--- WRITTEN REQUEST ---
Select the lines of the records containing the word "name" and list them.

::: STORED ROWS

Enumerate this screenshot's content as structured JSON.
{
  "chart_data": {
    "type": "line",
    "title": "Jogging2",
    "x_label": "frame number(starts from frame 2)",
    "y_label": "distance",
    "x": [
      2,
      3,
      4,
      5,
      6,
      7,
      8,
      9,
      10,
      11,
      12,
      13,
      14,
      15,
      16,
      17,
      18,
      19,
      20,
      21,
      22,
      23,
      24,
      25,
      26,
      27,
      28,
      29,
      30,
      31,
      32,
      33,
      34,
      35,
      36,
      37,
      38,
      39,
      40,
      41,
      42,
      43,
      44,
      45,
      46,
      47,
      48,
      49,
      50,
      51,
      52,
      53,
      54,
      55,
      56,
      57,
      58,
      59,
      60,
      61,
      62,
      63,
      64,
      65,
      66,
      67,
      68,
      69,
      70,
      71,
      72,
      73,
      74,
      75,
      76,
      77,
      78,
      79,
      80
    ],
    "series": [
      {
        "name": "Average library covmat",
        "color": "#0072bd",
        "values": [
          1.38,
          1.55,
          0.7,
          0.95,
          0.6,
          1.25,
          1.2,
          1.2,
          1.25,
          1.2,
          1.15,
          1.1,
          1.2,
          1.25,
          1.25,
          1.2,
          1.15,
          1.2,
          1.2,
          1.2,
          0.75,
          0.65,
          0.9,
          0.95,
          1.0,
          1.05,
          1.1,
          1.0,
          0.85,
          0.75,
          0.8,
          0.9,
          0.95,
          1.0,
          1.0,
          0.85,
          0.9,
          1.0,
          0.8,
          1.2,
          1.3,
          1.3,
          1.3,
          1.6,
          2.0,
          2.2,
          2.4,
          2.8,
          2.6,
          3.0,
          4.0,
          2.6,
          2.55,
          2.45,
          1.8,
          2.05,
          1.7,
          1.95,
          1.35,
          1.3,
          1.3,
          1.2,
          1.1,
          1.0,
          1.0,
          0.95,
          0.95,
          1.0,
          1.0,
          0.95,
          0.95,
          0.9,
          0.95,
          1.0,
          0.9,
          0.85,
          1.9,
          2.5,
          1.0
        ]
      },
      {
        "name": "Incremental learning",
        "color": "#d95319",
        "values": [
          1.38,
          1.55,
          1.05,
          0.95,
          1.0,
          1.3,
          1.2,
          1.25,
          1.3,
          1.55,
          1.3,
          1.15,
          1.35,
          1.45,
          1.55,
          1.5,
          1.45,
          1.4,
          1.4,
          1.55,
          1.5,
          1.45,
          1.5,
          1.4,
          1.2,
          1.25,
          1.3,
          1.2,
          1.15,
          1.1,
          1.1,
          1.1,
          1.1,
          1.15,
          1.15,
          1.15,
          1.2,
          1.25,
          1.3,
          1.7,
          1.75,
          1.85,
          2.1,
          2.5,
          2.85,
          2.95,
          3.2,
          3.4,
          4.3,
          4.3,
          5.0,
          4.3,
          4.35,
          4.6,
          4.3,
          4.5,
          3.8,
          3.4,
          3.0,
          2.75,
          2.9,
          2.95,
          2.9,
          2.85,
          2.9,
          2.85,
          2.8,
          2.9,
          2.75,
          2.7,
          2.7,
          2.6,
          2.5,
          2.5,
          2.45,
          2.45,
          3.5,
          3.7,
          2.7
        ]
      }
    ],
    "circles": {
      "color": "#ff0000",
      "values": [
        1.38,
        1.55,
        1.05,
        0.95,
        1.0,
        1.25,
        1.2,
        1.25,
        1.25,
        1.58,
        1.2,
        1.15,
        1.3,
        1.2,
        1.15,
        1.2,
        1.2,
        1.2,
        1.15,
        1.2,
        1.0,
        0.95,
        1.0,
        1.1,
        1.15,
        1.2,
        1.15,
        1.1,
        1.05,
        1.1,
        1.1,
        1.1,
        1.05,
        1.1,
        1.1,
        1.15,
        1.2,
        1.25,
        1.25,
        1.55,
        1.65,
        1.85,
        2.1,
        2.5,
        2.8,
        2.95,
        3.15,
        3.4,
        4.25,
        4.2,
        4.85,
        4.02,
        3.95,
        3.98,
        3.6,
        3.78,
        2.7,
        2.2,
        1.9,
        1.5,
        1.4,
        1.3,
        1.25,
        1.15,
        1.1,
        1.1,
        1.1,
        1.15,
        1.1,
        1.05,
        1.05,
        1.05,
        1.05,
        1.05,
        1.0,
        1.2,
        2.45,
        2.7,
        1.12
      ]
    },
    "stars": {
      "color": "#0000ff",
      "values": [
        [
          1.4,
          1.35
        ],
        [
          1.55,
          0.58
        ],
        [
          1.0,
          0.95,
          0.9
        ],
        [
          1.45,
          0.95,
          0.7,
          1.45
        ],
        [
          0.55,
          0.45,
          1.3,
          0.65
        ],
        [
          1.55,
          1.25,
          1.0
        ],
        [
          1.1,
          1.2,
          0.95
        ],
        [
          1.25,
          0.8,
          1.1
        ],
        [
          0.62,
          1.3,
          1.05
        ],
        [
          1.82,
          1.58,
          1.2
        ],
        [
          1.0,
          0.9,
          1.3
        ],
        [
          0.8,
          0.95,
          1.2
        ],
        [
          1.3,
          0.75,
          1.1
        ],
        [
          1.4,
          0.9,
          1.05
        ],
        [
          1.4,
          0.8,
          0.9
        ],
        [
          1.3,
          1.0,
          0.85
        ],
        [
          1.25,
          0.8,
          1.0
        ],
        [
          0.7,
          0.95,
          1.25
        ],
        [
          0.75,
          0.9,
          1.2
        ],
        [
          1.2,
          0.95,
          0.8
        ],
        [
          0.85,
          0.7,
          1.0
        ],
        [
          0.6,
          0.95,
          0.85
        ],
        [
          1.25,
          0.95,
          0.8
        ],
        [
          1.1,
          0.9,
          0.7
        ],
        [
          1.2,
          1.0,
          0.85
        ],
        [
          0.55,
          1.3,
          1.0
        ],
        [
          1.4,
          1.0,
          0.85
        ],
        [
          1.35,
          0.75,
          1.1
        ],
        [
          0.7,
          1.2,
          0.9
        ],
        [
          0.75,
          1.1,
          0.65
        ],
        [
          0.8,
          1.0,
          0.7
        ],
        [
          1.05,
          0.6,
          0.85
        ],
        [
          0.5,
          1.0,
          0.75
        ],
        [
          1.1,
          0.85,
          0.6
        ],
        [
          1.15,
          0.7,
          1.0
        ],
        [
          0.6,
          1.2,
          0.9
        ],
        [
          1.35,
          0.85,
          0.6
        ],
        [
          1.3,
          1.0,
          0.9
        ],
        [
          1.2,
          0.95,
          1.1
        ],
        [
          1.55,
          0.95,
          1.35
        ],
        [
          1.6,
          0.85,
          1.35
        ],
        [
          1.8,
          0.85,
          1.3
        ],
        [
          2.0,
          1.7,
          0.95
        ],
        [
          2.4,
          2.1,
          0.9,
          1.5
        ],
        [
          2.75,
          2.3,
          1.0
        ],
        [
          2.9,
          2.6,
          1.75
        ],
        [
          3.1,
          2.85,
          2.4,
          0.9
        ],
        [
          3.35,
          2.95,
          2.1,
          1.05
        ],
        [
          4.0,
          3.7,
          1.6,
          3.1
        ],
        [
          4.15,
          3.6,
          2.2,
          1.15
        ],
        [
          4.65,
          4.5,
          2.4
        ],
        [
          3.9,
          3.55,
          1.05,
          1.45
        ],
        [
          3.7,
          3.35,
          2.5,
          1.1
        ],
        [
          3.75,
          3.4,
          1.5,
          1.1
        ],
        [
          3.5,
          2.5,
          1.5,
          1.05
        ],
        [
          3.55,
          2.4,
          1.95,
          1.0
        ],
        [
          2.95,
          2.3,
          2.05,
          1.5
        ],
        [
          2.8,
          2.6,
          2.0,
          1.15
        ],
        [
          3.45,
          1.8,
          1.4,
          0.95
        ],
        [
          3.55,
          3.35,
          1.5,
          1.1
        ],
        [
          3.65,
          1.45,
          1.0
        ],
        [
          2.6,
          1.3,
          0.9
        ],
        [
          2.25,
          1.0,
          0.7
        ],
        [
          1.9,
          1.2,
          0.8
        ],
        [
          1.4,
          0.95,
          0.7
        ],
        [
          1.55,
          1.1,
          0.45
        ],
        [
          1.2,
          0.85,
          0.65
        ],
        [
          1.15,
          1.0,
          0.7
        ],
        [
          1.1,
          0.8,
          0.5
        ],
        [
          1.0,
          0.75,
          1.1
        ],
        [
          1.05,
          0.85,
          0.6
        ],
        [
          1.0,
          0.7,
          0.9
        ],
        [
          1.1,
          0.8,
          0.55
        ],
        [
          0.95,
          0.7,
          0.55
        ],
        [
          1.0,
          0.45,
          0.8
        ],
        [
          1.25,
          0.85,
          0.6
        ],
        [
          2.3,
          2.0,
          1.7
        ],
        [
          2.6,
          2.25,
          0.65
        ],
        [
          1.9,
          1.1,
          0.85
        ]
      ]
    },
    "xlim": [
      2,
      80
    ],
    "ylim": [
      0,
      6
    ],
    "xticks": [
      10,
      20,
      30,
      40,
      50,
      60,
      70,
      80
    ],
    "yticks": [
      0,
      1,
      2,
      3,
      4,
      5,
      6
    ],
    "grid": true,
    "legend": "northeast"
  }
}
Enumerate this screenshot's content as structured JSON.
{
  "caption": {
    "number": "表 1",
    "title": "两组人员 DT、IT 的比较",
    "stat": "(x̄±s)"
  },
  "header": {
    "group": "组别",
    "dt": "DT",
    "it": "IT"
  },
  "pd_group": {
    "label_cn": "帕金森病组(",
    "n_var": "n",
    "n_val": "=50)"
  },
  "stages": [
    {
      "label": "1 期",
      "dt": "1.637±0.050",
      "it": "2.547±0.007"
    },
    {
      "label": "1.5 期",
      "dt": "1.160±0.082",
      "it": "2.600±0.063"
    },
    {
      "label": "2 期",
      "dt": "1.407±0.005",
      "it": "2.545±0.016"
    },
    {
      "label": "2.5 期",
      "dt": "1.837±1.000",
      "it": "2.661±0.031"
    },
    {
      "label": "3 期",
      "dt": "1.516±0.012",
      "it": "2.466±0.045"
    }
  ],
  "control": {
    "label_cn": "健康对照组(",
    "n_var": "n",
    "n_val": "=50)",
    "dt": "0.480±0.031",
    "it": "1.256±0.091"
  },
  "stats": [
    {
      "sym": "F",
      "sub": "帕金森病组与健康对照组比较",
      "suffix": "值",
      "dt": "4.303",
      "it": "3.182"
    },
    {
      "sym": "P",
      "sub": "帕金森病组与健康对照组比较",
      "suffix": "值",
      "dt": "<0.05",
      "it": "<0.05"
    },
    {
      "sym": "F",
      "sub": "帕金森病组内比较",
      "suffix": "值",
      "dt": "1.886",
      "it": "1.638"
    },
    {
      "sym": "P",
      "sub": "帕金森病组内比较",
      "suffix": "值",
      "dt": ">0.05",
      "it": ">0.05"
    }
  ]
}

::::::

--- OUTPUT BELOW ---
        "name": "Average library covmat",
        "name": "Incremental learning",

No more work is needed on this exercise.